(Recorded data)
◆ ◆ ◆ ◆ ◆
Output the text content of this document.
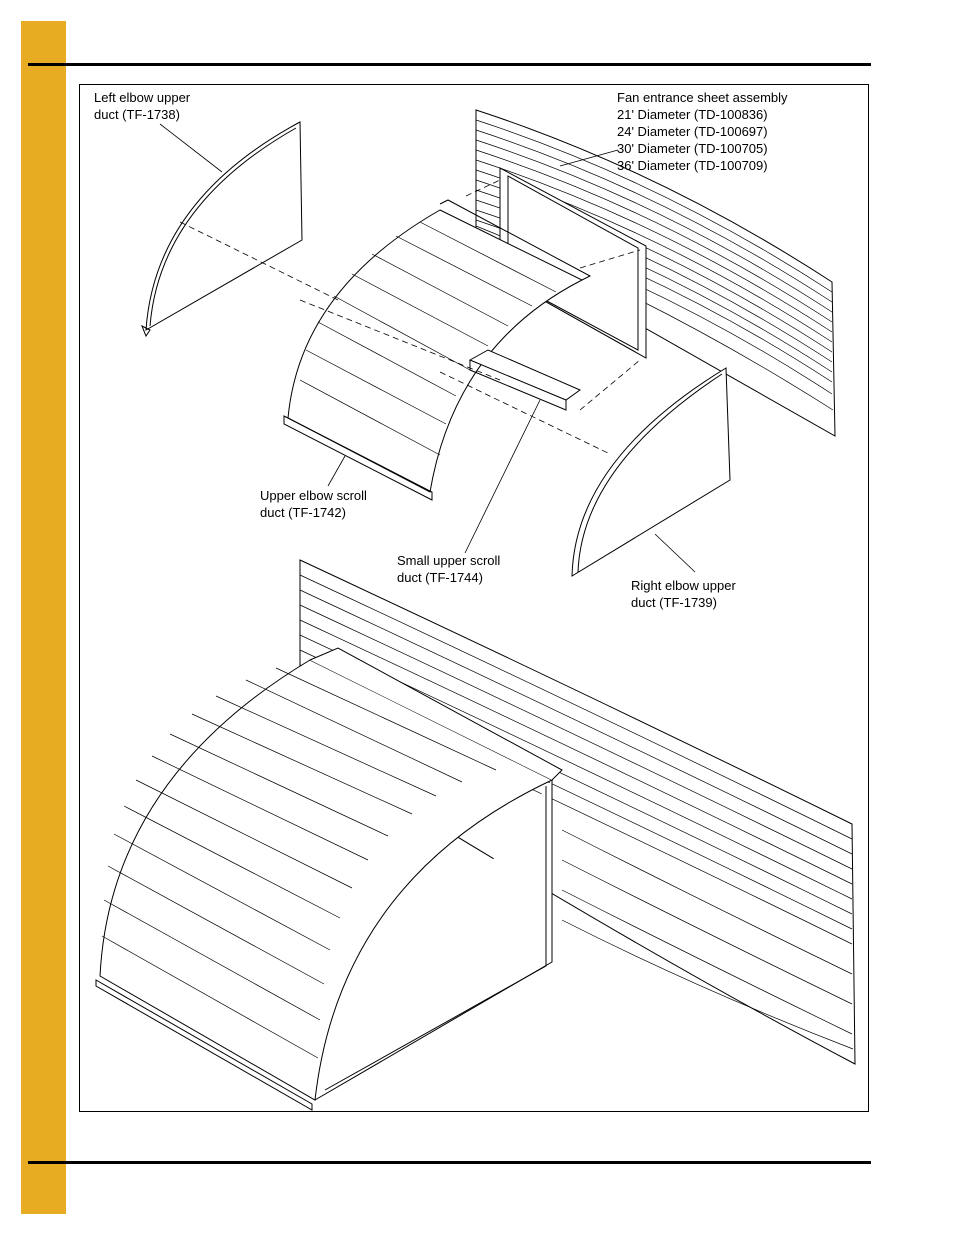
Left elbow upper
duct (TF-1738)
Fan entrance sheet assembly
21' Diameter (TD-100836)
24' Diameter (TD-100697)
30' Diameter (TD-100705)
36' Diameter (TD-100709)
Upper elbow scroll
duct (TF-1742)
Small upper scroll
duct (TF-1744)
Right elbow upper
duct (TF-1739)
◆ ◆ ◆ ◆ ◆
*Prompt*: Reproduce the material word for word, minus the images.

*Output below*:
Output the text content of this document.
Left elbow upper
duct (TF-1738)
Fan entrance sheet assembly
21' Diameter (TD-100836)
24' Diameter (TD-100697)
30' Diameter (TD-100705)
36' Diameter (TD-100709)
Upper elbow scroll
duct (TF-1742)
Small upper scroll
duct (TF-1744)
Right elbow upper
duct (TF-1739)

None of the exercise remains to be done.